● TASK REQUIREMENTS
Print out every record exactly as it appears.

--- STORED ROWS ---

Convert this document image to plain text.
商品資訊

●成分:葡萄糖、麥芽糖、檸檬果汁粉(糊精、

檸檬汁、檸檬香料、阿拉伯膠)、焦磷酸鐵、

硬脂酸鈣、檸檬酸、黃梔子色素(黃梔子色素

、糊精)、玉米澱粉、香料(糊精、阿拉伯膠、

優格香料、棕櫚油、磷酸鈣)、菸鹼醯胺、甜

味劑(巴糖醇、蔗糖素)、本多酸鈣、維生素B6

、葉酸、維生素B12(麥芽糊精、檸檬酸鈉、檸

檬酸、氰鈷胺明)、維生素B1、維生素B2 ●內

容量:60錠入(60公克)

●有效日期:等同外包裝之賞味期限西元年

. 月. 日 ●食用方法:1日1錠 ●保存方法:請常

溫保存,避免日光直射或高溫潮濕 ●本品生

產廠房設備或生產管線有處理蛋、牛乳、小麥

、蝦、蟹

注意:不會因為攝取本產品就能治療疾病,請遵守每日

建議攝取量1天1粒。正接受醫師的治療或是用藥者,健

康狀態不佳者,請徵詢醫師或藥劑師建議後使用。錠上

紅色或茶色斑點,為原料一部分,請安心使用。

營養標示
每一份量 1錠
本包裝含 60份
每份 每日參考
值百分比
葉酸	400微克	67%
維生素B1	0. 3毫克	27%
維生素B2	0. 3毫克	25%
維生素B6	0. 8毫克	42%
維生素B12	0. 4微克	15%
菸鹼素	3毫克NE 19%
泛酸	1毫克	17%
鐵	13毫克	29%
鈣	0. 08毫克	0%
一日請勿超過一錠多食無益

---

● RIGHT ANSWER
Convert this document image to plain text.
商品資訊

●成分:葡萄糖、麥芽糖、檸檬果汁粉(糊精、

檸檬汁、檸檬香料、阿拉伯膠)、焦磷酸鐵、

硬脂酸鈣、檸檬酸、黃梔子色素(黃梔子色素

、糊精)、玉米澱粉、香料(糊精、阿拉伯膠、

優格香料、棕櫚油、磷酸鈣)、菸鹼醯胺、甜

味劑(巴糖醇、蔗糖素)、本多酸鈣、維生素B6

、葉酸、維生素B12(麥芽糊精、檸檬酸鈉、檸

檬酸、氰鈷胺明)、維生素B1、維生素B2 ●內

容量:60錠入(60公克)

●有效日期:等同外包裝之賞味期限西元年

. 月. 日 ●食用方法:1日1錠 ●保存方法:請常

溫保存,避免日光直射或高溫潮濕 ●本品生

產廠房設備或生產管線有處理蛋、牛乳、小麥

、蝦、蟹

注意:不會因為攝取本產品就能治療疾病,請遵守每日

建議攝取量1天1粒。正接受醫師的治療或是用藥者,健

康狀態不佳者,請徵詢醫師或藥劑師建議後使用。錠上

紅色或茶色斑點,為原料一部分,請安心使用。

營養標示
每一份量 1錠
本包裝含 60份
每份 每日參考
值百分比
葉酸	400微克	67%
維生素B1	0. 3毫克	27%
維生素B2	0. 3毫克	25%
維生素B6	0. 8毫克	42%
維生素B12	0. 4微克	15%
菸鹼素	3毫克NE 19%
泛酸	1毫克	17%
鐵	13毫克	29%
鈣	0. 08毫克	0%
一日請勿超過一錠多食無益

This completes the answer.